PROBLEM: Find every line with the word "value". Copy those lines.

Dataset records:
— Begin —

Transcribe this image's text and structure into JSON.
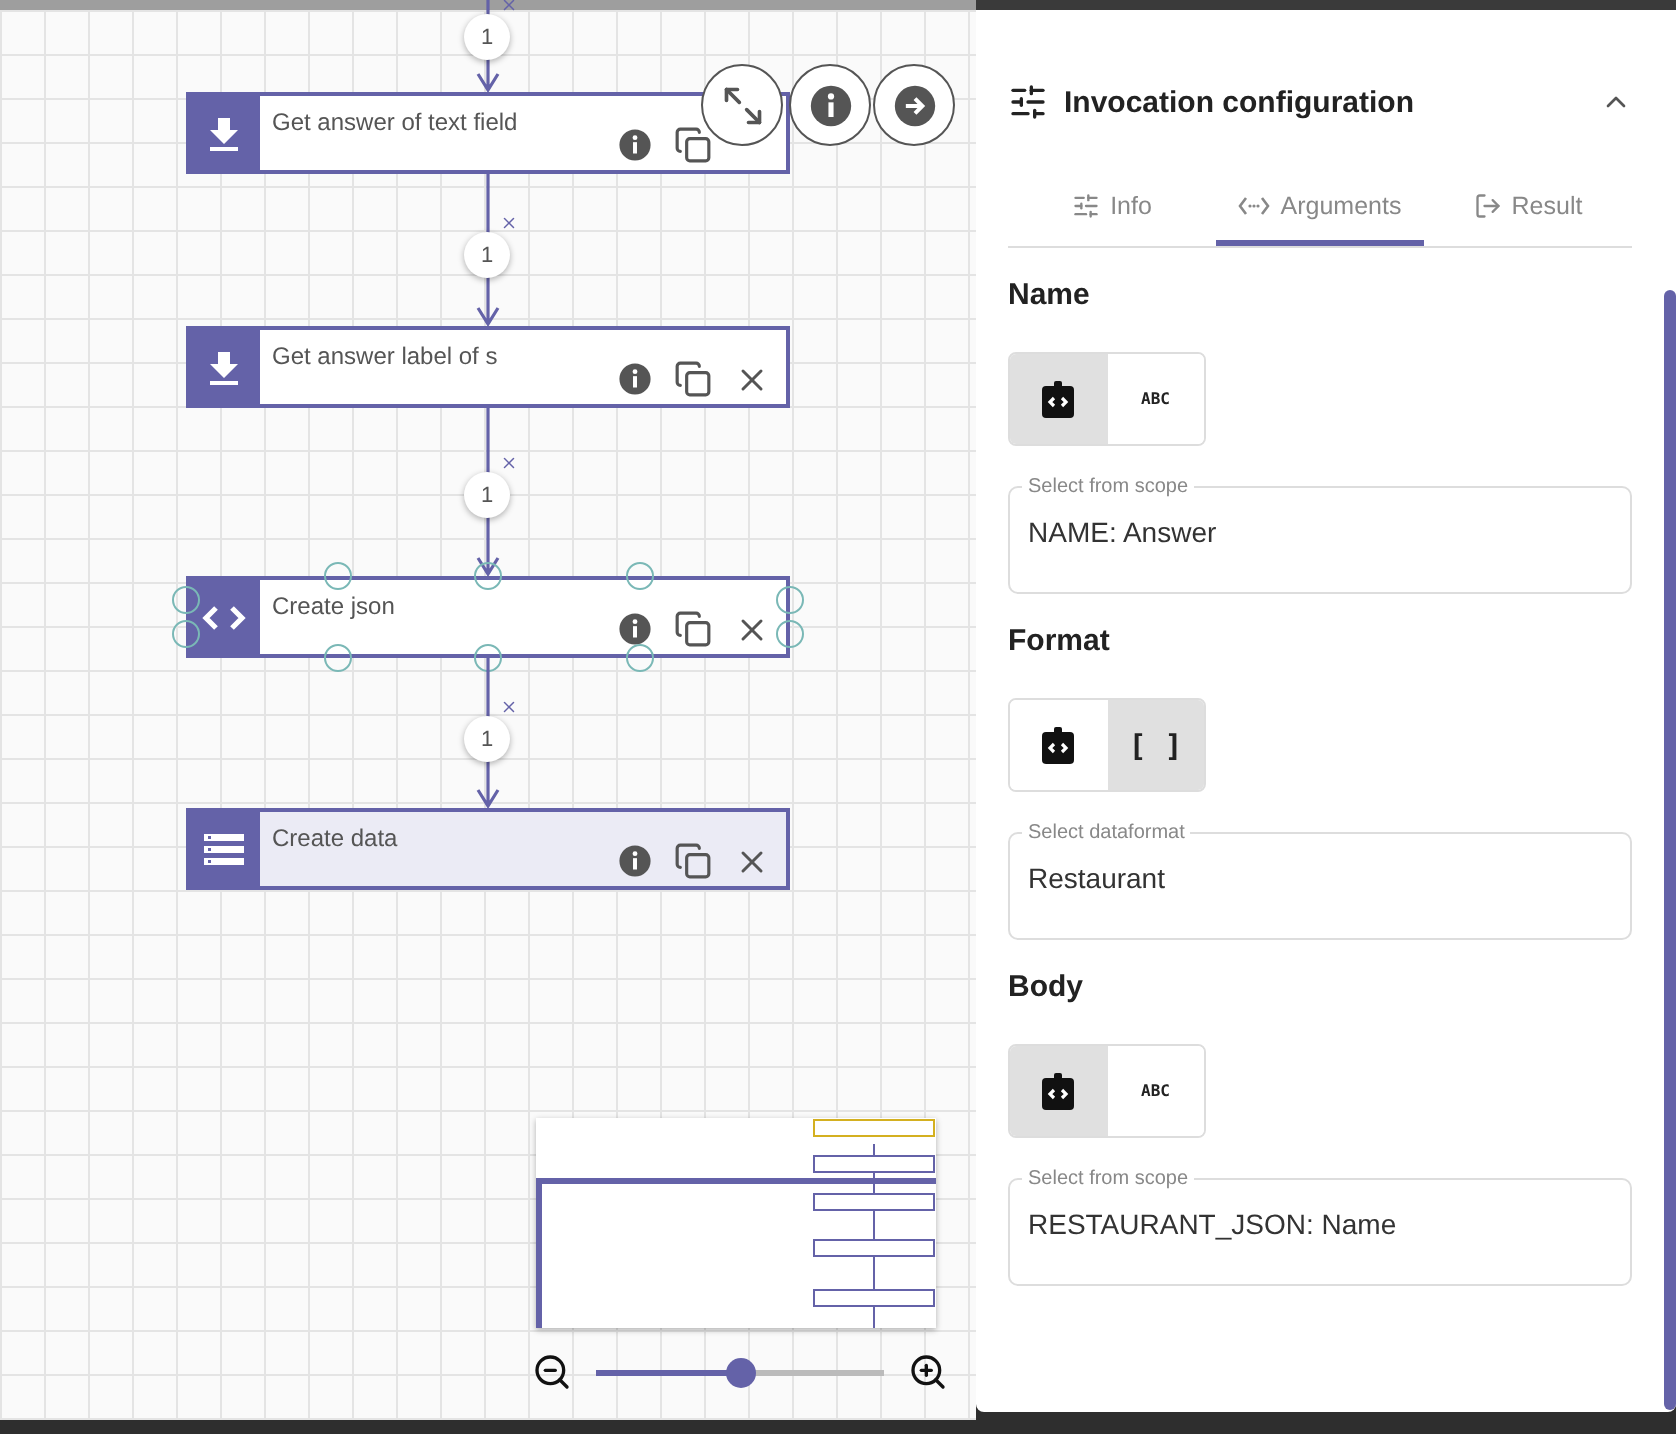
{
  "flow": {
    "entry_badge": "1",
    "nodes": [
      {
        "title": "Get answer of text field",
        "kind": "download",
        "selected": false,
        "hovered": true,
        "highlighted": false,
        "badge": "1"
      },
      {
        "title": "Get answer label of s",
        "kind": "download",
        "selected": false,
        "hovered": false,
        "highlighted": false,
        "badge": "1"
      },
      {
        "title": "Create json",
        "kind": "code",
        "selected": true,
        "hovered": false,
        "highlighted": false,
        "badge": "1"
      },
      {
        "title": "Create data",
        "kind": "list",
        "selected": false,
        "hovered": false,
        "highlighted": true
      }
    ]
  },
  "zoom": {
    "level": 0.5
  },
  "panel": {
    "title": "Invocation configuration",
    "expanded": true,
    "tabs": [
      {
        "label": "Info",
        "kind": "info",
        "selected": false
      },
      {
        "label": "Arguments",
        "kind": "arguments",
        "selected": true
      },
      {
        "label": "Result",
        "kind": "result",
        "selected": false
      }
    ],
    "sections": [
      {
        "title": "Name",
        "options": [
          {
            "kind": "scope",
            "selected": true
          },
          {
            "kind": "text",
            "label": "ABC",
            "selected": false
          }
        ],
        "field": {
          "label": "Select from scope",
          "value": "NAME: Answer"
        }
      },
      {
        "title": "Format",
        "options": [
          {
            "kind": "scope",
            "selected": false
          },
          {
            "kind": "text",
            "label": "[ ]",
            "selected": true
          }
        ],
        "field": {
          "label": "Select dataformat",
          "value": "Restaurant"
        }
      },
      {
        "title": "Body",
        "options": [
          {
            "kind": "scope",
            "selected": true
          },
          {
            "kind": "text",
            "label": "ABC",
            "selected": false
          }
        ],
        "field": {
          "label": "Select from scope",
          "value": "RESTAURANT_JSON: Name"
        }
      }
    ]
  }
}
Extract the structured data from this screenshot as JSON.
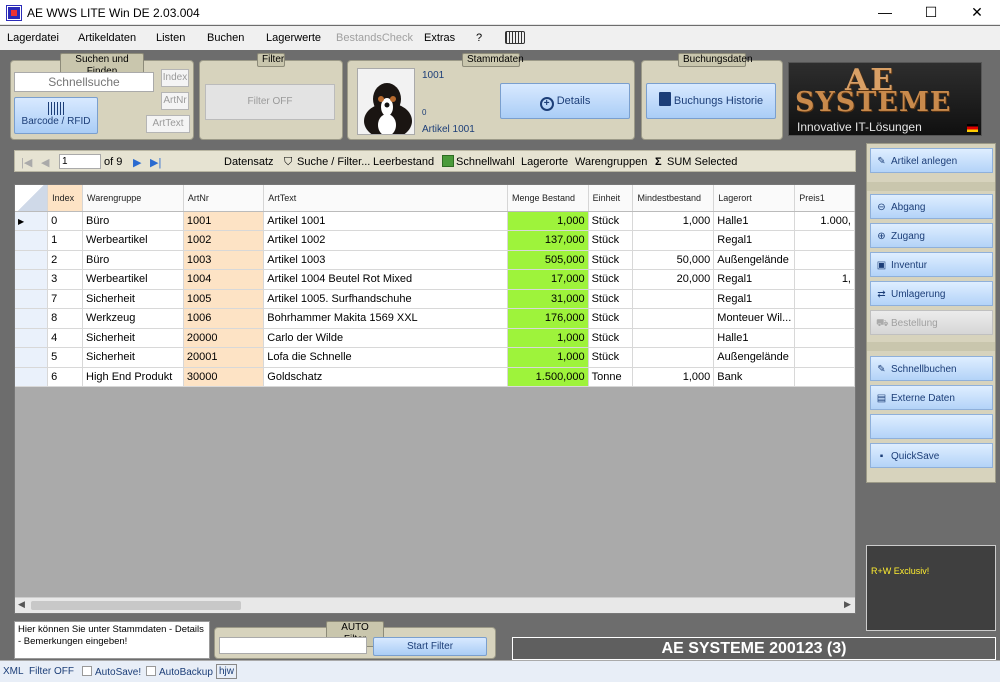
{
  "window": {
    "title": "AE WWS LITE Win DE 2.03.004",
    "min": "—",
    "max": "☐",
    "close": "✕"
  },
  "menu": [
    "Lagerdatei",
    "Artikeldaten",
    "Listen",
    "Buchen",
    "Lagerwerte",
    "BestandsCheck",
    "Extras",
    "?"
  ],
  "search": {
    "caption": "Suchen und Finden",
    "placeholder": "Schnellsuche",
    "barcode": "Barcode / RFID",
    "btn_index": "Index",
    "btn_artnr": "ArtNr",
    "btn_arttext": "ArtText"
  },
  "filter": {
    "caption": "Filter",
    "button": "Filter OFF"
  },
  "stammdaten": {
    "caption": "Stammdaten",
    "artnr": "1001",
    "zero": "0",
    "name": "Artikel 1001",
    "details": "Details"
  },
  "buchungsdaten": {
    "caption": "Buchungsdaten",
    "history": "Buchungs Historie"
  },
  "logo": {
    "line1": "AE",
    "line2": "SYSTEME",
    "tagline": "Innovative IT-Lösungen"
  },
  "toolbar": {
    "page": "1",
    "of": "of 9",
    "datensatz": "Datensatz",
    "suche": "Suche / Filter...",
    "leer": "Leerbestand",
    "schnellwahl": "Schnellwahl",
    "lagerorte": "Lagerorte",
    "warengruppen": "Warengruppen",
    "sum": "SUM Selected"
  },
  "grid": {
    "headers": [
      "Index",
      "Warengruppe",
      "ArtNr",
      "ArtText",
      "Menge Bestand",
      "Einheit",
      "Mindestbestand",
      "Lagerort",
      "Preis1"
    ],
    "rows": [
      [
        "0",
        "Büro",
        "1001",
        "Artikel 1001",
        "1,000",
        "Stück",
        "1,000",
        "Halle1",
        "1.000,"
      ],
      [
        "1",
        "Werbeartikel",
        "1002",
        "Artikel 1002",
        "137,000",
        "Stück",
        "",
        "Regal1",
        ""
      ],
      [
        "2",
        "Büro",
        "1003",
        "Artikel 1003",
        "505,000",
        "Stück",
        "50,000",
        "Außengelände",
        ""
      ],
      [
        "3",
        "Werbeartikel",
        "1004",
        "Artikel 1004 Beutel Rot Mixed",
        "17,000",
        "Stück",
        "20,000",
        "Regal1",
        "1,"
      ],
      [
        "7",
        "Sicherheit",
        "1005",
        "Artikel 1005. Surfhandschuhe",
        "31,000",
        "Stück",
        "",
        "Regal1",
        ""
      ],
      [
        "8",
        "Werkzeug",
        "1006",
        "Bohrhammer Makita 1569 XXL",
        "176,000",
        "Stück",
        "",
        "Monteuer Wil...",
        ""
      ],
      [
        "4",
        "Sicherheit",
        "20000",
        "Carlo der Wilde",
        "1,000",
        "Stück",
        "",
        "Halle1",
        ""
      ],
      [
        "5",
        "Sicherheit",
        "20001",
        "Lofa die Schnelle",
        "1,000",
        "Stück",
        "",
        "Außengelände",
        ""
      ],
      [
        "6",
        "High End Produkt",
        "30000",
        "Goldschatz",
        "1.500,000",
        "Tonne",
        "1,000",
        "Bank",
        ""
      ]
    ]
  },
  "right": {
    "anlegen": "Artikel anlegen",
    "abgang": "Abgang",
    "zugang": "Zugang",
    "inventur": "Inventur",
    "umlagerung": "Umlagerung",
    "bestellung": "Bestellung",
    "schnellbuchen": "Schnellbuchen",
    "extern": "Externe Daten",
    "quicksave": "QuickSave",
    "rw": "R+W Exclusiv!"
  },
  "bottom": {
    "hint": "Hier können Sie unter Stammdaten - Details - Bemerkungen eingeben!",
    "autofilter": "AUTO Filter",
    "start": "Start Filter",
    "company": "AE SYSTEME 200123 (3)"
  },
  "status": {
    "xml": "XML",
    "filter": "Filter OFF",
    "autosave": "AutoSave!",
    "autobackup": "AutoBackup",
    "user": "hjw"
  }
}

— End —

TASK SOLUTION:
          "value": "NAME: Answer"
          "value": "Restaurant"
          "value": "RESTAURANT_JSON: Name"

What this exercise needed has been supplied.